# [RECORDS]
---------------

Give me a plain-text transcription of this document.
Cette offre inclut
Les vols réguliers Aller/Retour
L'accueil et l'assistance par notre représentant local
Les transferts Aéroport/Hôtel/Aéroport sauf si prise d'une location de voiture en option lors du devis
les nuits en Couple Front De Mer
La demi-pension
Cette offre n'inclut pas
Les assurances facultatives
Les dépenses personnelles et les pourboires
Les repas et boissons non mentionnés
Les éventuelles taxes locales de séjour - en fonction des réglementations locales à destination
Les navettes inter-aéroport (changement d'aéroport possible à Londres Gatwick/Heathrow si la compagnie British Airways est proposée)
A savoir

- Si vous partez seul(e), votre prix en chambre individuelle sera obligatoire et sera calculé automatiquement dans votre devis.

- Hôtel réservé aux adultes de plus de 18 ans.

---------------

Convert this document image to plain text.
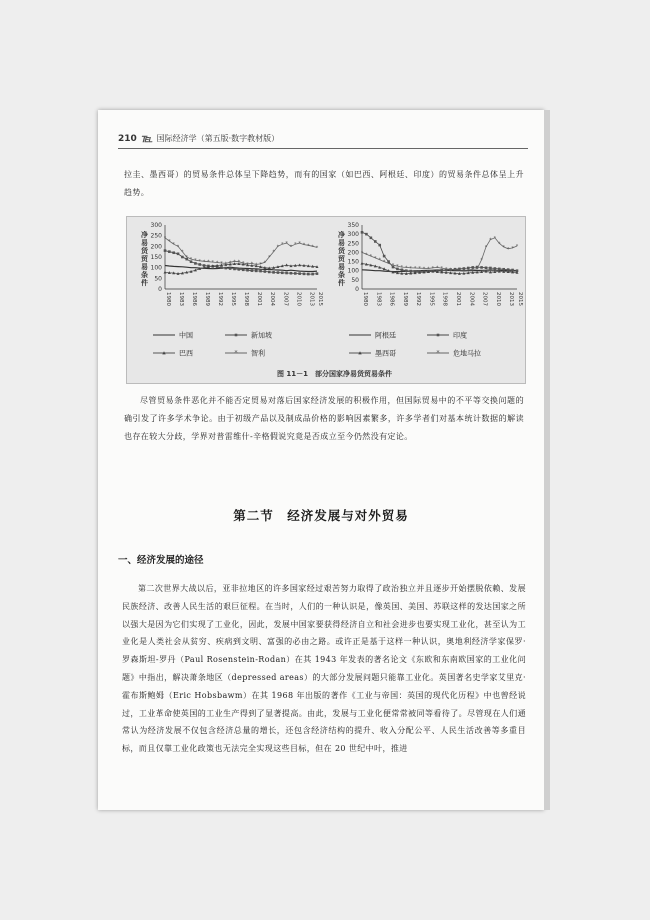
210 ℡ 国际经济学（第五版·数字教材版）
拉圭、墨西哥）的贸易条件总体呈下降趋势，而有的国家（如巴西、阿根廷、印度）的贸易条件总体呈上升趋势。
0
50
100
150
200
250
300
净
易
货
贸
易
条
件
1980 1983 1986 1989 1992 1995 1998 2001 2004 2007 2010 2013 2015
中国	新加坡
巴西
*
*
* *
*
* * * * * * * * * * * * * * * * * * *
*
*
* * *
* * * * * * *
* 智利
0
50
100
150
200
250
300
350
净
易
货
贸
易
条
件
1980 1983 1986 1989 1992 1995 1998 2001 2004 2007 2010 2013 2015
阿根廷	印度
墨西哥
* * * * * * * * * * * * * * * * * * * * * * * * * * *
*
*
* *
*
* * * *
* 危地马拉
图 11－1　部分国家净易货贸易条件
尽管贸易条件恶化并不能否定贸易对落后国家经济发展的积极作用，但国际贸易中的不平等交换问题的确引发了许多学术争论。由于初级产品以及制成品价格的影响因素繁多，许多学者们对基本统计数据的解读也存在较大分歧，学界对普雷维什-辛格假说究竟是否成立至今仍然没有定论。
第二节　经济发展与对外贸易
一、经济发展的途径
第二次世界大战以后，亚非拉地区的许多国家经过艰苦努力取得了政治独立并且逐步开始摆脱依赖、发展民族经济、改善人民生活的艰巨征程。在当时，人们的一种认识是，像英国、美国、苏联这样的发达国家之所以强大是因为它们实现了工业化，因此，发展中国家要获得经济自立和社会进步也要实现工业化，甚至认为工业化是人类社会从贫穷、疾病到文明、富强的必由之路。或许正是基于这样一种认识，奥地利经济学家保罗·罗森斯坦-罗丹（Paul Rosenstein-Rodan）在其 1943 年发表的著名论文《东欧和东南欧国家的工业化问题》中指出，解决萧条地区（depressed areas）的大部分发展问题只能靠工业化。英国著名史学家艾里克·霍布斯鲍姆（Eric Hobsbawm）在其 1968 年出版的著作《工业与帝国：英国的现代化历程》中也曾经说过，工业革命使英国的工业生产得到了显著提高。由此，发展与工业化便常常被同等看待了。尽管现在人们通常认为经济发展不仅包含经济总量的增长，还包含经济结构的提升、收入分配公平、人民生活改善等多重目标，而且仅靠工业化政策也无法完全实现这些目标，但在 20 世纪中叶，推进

---------------

# [TASK]
Scan the lines above for "plain", then copy every one that has it.

# [EXERCISE OUTPUT]
Give me a plain-text transcription of this document.
Convert this document image to plain text.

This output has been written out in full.